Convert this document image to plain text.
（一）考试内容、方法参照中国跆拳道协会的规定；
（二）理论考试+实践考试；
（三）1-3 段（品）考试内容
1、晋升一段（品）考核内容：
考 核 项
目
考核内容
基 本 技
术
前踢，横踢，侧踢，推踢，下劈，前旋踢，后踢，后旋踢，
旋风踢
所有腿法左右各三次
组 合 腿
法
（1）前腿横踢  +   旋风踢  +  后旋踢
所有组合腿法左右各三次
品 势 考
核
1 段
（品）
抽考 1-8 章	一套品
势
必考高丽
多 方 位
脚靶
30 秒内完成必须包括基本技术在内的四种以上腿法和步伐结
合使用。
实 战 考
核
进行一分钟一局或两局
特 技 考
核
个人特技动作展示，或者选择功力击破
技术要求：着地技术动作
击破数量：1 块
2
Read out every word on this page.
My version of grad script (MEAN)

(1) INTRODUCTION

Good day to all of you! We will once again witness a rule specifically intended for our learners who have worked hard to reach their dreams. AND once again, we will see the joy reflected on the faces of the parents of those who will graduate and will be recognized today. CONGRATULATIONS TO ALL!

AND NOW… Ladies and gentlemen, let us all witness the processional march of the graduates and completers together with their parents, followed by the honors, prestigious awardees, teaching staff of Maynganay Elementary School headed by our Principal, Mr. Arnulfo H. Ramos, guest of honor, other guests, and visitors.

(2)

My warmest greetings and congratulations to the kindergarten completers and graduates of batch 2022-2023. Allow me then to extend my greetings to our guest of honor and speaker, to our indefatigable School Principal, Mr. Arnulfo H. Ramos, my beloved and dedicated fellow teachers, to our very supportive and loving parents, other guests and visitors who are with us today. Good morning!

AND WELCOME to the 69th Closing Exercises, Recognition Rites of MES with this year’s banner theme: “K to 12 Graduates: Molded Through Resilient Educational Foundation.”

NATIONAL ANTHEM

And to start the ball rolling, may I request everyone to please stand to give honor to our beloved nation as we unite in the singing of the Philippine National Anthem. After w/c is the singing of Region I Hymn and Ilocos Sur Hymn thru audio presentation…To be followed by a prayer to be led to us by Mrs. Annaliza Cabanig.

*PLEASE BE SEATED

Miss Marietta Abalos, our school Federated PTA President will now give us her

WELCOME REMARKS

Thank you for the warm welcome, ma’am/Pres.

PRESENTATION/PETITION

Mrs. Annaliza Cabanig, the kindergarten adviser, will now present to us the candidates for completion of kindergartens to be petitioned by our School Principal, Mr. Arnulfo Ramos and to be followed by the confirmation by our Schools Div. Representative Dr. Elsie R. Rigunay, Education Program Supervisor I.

◆ TASK OBJECTIVE: Each line that contains the word "this" counts toward the total; give only that total.

◆ ANSWER TO THE EXERCISE: 3